**Stated task**
Go through the records below line by line, counting those that contain the word "minutes"; answer with the count only.

#####

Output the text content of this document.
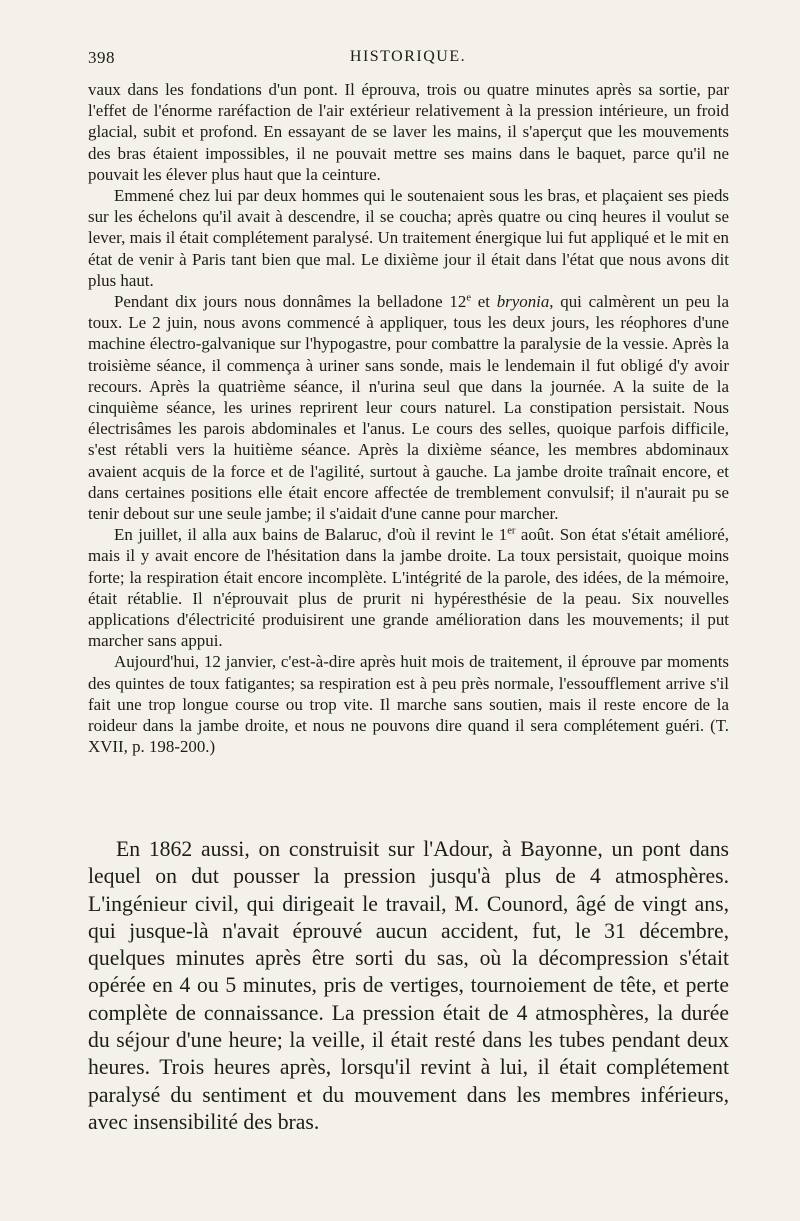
398	HISTORIQUE.

vaux dans les fondations d'un pont. Il éprouva, trois ou quatre minutes après sa sortie, par l'effet de l'énorme raréfaction de l'air extérieur relativement à la pression intérieure, un froid glacial, subit et profond. En essayant de se laver les mains, il s'aperçut que les mouvements des bras étaient impossibles, il ne pouvait mettre ses mains dans le baquet, parce qu'il ne pouvait les élever plus haut que la ceinture.

Emmené chez lui par deux hommes qui le soutenaient sous les bras, et plaçaient ses pieds sur les échelons qu'il avait à descendre, il se coucha; après quatre ou cinq heures il voulut se lever, mais il était complétement paralysé. Un traitement énergique lui fut appliqué et le mit en état de venir à Paris tant bien que mal. Le dixième jour il était dans l'état que nous avons dit plus haut.

Pendant dix jours nous donnâmes la belladone 12e et bryonia, qui calmèrent un peu la toux. Le 2 juin, nous avons commencé à appliquer, tous les deux jours, les réophores d'une machine électro-galvanique sur l'hypogastre, pour combattre la paralysie de la vessie. Après la troisième séance, il commença à uriner sans sonde, mais le lendemain il fut obligé d'y avoir recours. Après la quatrième séance, il n'urina seul que dans la journée. A la suite de la cinquième séance, les urines reprirent leur cours naturel. La constipation persistait. Nous électrisâmes les parois abdominales et l'anus. Le cours des selles, quoique parfois difficile, s'est rétabli vers la huitième séance. Après la dixième séance, les membres abdominaux avaient acquis de la force et de l'agilité, surtout à gauche. La jambe droite traînait encore, et dans certaines positions elle était encore affectée de tremblement convulsif; il n'aurait pu se tenir debout sur une seule jambe; il s'aidait d'une canne pour marcher.

En juillet, il alla aux bains de Balaruc, d'où il revint le 1er août. Son état s'était amélioré, mais il y avait encore de l'hésitation dans la jambe droite. La toux persistait, quoique moins forte; la respiration était encore incomplète. L'intégrité de la parole, des idées, de la mémoire, était rétablie. Il n'éprouvait plus de prurit ni hypéresthésie de la peau. Six nouvelles applications d'électricité produisirent une grande amélioration dans les mouvements; il put marcher sans appui.

Aujourd'hui, 12 janvier, c'est-à-dire après huit mois de traitement, il éprouve par moments des quintes de toux fatigantes; sa respiration est à peu près normale, l'essoufflement arrive s'il fait une trop longue course ou trop vite. Il marche sans soutien, mais il reste encore de la roideur dans la jambe droite, et nous ne pouvons dire quand il sera complétement guéri. (T. XVII, p. 198-200.)

En 1862 aussi, on construisit sur l'Adour, à Bayonne, un pont dans lequel on dut pousser la pression jusqu'à plus de 4 atmosphères. L'ingénieur civil, qui dirigeait le travail, M. Counord, âgé de vingt ans, qui jusque-là n'avait éprouvé aucun accident, fut, le 31 décembre, quelques minutes après être sorti du sas, où la décompression s'était opérée en 4 ou 5 minutes, pris de vertiges, tournoiement de tête, et perte complète de connaissance. La pression était de 4 atmosphères, la durée du séjour d'une heure; la veille, il était resté dans les tubes pendant deux heures. Trois heures après, lorsqu'il revint à lui, il était complétement paralysé du sentiment et du mouvement dans les membres inférieurs, avec insensibilité des bras.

#####

**Reply**
2